## INPUT DATA
--- Start ---
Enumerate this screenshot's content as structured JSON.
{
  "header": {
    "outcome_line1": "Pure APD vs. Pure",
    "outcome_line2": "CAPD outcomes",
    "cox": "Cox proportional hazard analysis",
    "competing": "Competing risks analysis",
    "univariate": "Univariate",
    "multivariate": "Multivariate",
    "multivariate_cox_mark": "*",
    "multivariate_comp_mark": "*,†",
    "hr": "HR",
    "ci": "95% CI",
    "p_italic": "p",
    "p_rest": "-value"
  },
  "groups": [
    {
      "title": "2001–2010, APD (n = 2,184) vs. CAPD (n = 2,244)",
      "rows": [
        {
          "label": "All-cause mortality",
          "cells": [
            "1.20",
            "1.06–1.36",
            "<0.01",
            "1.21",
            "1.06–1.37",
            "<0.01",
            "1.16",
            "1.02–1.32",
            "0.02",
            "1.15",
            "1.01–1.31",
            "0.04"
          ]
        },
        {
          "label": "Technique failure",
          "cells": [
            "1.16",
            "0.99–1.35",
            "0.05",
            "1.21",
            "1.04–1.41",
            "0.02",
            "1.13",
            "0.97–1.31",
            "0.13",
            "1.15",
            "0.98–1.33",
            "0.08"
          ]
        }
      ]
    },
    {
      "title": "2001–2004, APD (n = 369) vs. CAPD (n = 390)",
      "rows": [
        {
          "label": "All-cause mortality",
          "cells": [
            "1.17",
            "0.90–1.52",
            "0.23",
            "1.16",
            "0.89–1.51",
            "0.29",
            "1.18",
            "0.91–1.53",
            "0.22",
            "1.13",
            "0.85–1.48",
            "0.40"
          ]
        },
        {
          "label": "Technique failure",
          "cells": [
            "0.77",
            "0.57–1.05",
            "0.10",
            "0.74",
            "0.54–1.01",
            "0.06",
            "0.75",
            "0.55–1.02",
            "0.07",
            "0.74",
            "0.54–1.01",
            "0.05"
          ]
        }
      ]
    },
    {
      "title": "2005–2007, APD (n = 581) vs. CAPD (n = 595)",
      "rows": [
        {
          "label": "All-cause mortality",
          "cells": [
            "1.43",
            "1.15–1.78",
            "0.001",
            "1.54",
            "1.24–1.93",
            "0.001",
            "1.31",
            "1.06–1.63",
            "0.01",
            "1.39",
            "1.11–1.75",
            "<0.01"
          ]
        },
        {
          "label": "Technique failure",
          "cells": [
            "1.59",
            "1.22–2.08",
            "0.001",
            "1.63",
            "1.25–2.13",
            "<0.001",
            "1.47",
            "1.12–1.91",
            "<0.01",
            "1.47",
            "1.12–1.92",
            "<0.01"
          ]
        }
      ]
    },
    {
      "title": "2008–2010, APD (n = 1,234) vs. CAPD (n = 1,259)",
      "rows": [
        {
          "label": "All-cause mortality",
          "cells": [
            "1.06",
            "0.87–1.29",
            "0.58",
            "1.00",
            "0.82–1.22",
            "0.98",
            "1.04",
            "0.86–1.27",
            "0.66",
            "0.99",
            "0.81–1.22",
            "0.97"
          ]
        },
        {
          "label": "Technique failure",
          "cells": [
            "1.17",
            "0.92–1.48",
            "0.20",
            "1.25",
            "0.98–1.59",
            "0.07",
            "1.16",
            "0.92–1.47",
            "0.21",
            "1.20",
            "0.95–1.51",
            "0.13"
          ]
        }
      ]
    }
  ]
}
--- End ---
## OBJECTIVE
Search the listing for the string "CAPD". Copy each line where it turns up.

## FINAL RESULT
    "outcome_line2": "CAPD outcomes",
      "title": "2001–2010, APD (n = 2,184) vs. CAPD (n = 2,244)",
      "title": "2001–2004, APD (n = 369) vs. CAPD (n = 390)",
      "title": "2005–2007, APD (n = 581) vs. CAPD (n = 595)",
      "title": "2008–2010, APD (n = 1,234) vs. CAPD (n = 1,259)",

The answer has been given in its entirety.